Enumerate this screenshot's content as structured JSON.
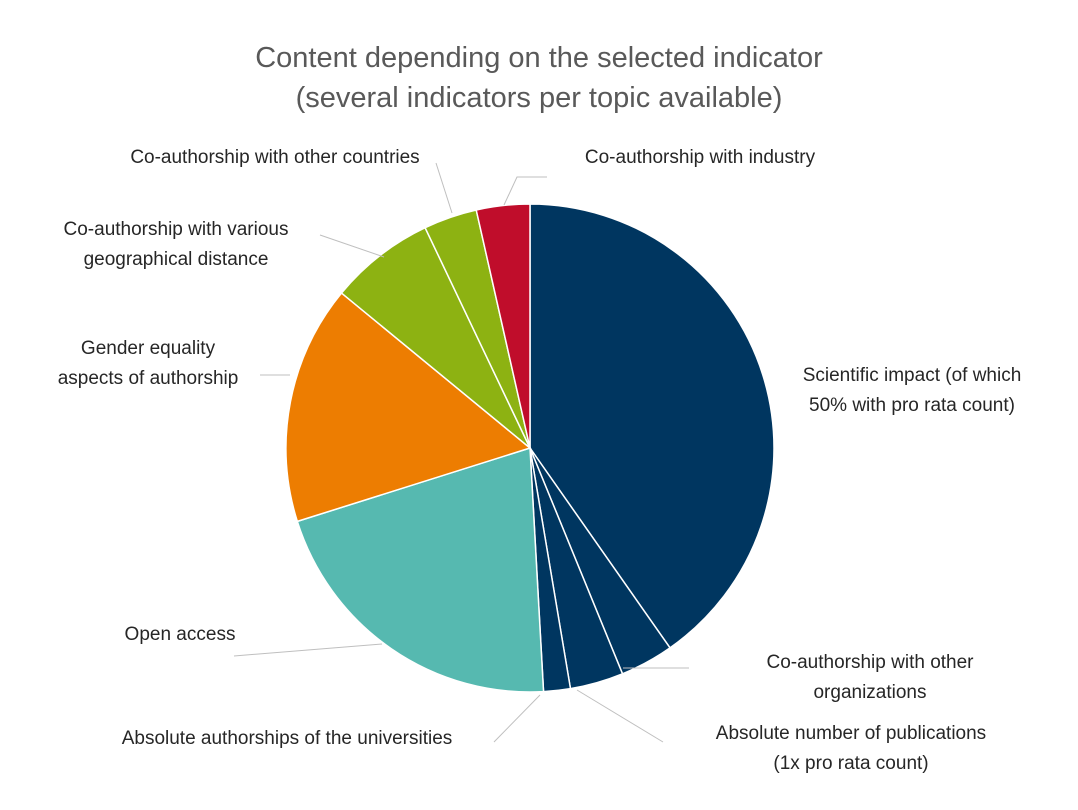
{
  "chart_data": {
    "type": "pie",
    "title_lines": [
      "Content depending on the selected indicator",
      "(several indicators per topic available)"
    ],
    "slices": [
      {
        "key": "scientific",
        "label_lines": [
          "Scientific impact (of which",
          "50% with pro rata count)"
        ],
        "value": 41.0,
        "color": "#003660"
      },
      {
        "key": "coorg",
        "label_lines": [
          "Co-authorship with other",
          "organizations"
        ],
        "value": 3.6,
        "color": "#003660"
      },
      {
        "key": "abspub",
        "label_lines": [
          "Absolute number of publications",
          "(1x pro rata count)"
        ],
        "value": 3.6,
        "color": "#003660"
      },
      {
        "key": "absauth",
        "label_lines": [
          "Absolute authorships of the universities"
        ],
        "value": 1.8,
        "color": "#003660"
      },
      {
        "key": "openaccess",
        "label_lines": [
          "Open access"
        ],
        "value": 21.4,
        "color": "#56b9b0"
      },
      {
        "key": "gender",
        "label_lines": [
          "Gender equality",
          "aspects of authorship"
        ],
        "value": 16.1,
        "color": "#ed7d01"
      },
      {
        "key": "geo",
        "label_lines": [
          "Co-authorship with various",
          "geographical distance"
        ],
        "value": 7.1,
        "color": "#8db212"
      },
      {
        "key": "countries",
        "label_lines": [
          "Co-authorship with other countries"
        ],
        "value": 3.6,
        "color": "#8db212"
      },
      {
        "key": "industry",
        "label_lines": [
          "Co-authorship with industry"
        ],
        "value": 3.6,
        "color": "#c00d2b"
      }
    ]
  }
}
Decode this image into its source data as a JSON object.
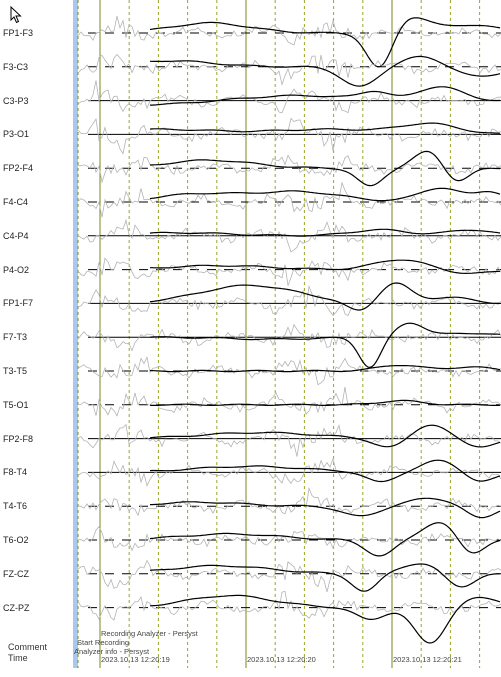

◆ ◆ ◆ ◆ ◆

▶ _Directive_
Find every line with the word "countries" and state how many there are, with no other words.

▶ _Worked solution_
2